■ **Passage to read**:
Processing data (including data reconciliation before reporting):

 If it fits banks' data strategy, in which reconciliation is well organised, the selection, delivery and reconciliation of data will be relatively simple.
 Reduced number of data transformations and alternative interpretations
 A standardized data dictionary will facilitate the reconciliation and control mechanisms in the data aggregation and processing phases.

Exchanging data and monitoring regulators’ feedback:

 Standardized and well defined data is a precondition for operational excellence.
 Regulators’ feedback would be more specific and traceable. It will make easier to monitor the regulators feedback, as it will refer to a mutually intelligible language.

Exploring regulatory data:

 If the ‘define once’ principle applies, regulatory data exploration and reconciliation would become more straightforward.
 It will facilitate the BI capabilities within the Bank, as it will provide a common, integrated infrastructure with all data elements in compliance with a data dictionary understood by everybody.

Preparing regulatory disclosure compliance:

 Again, the ‘define once’ principle will facilitate consistency checks with regulatory requirements.

Other processes of institutions:

 Data quality management
 Business development


Highly important
We consider it is of the utmost importance to have a single regulatory dictionary containing every single data point for every regulatory purpose under every approach (template driven or granular driven) and for every competent authority (CA) or central bank being at EU or National level. Furthermore, it is crucial to arrange this properly, otherwise the reporting process will continue to require expensive additional reconciliation activities, which will not reduce the reporting burden, but will increase it.
Highly costly
While we consider this highly costly in absolute terms, the comparison to continuing the current practice suggests the implementation costs could be reasonable assuming the industry will be able to decommission the current reporting frameworks and follow the one set of data requirement, one definition, one data delivery principle. We further consider the investment for moving into a unique regulatory dictionary will pay off by reducing the burden and increasing the quality of the data provided and the feasibility and sustainability of the whole reporting processes within all institutions. Moreover, continuing the current unharmonized, sometimes poorly defined data models, while at the same time supervisors will require more and more data driven reporting, is not sustainable and will only result in ever increasing costs.

■ **Given data**:

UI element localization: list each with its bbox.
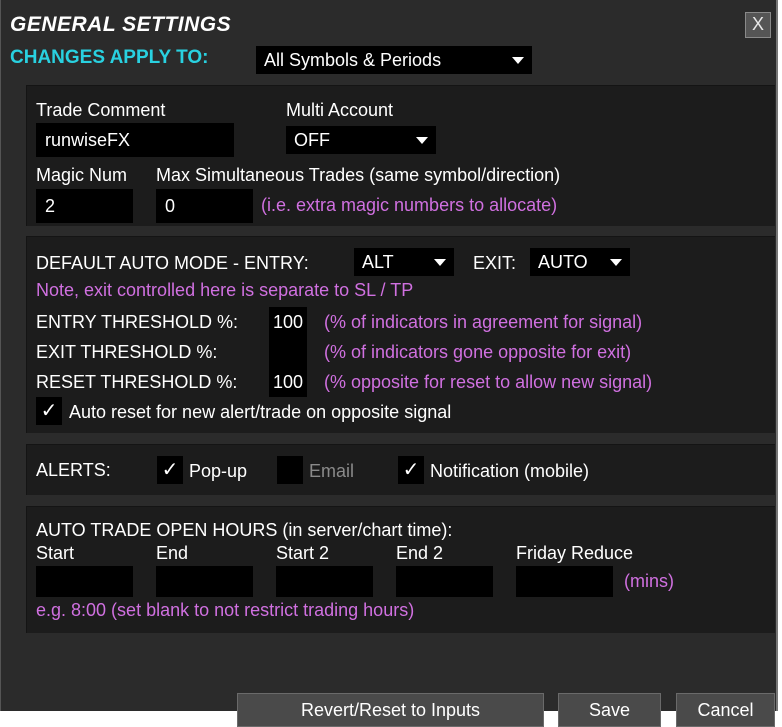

■ **What the task requires**:
Decide whether each statement below agrees with the passage on a regulatory data dictionary. Answer yes or no for each, and quote the words of the passage that decide it.
1. Regulators' feedback would become more specific and traceable.
2. A standardized data dictionary would increase the number of data transformations.
3. Keeping the current unharmonized data models is sustainable.

■ **Result of the exercise**:
1. Yes: "Regulators’ feedback would be more specific and traceable."
2. No: "Reduced number of data transformations and alternative interpretations"
3. No: "continuing the current unharmonized, sometimes poorly defined data models, while at the same time supervisors will require more and more data driven reporting, is not sustainable"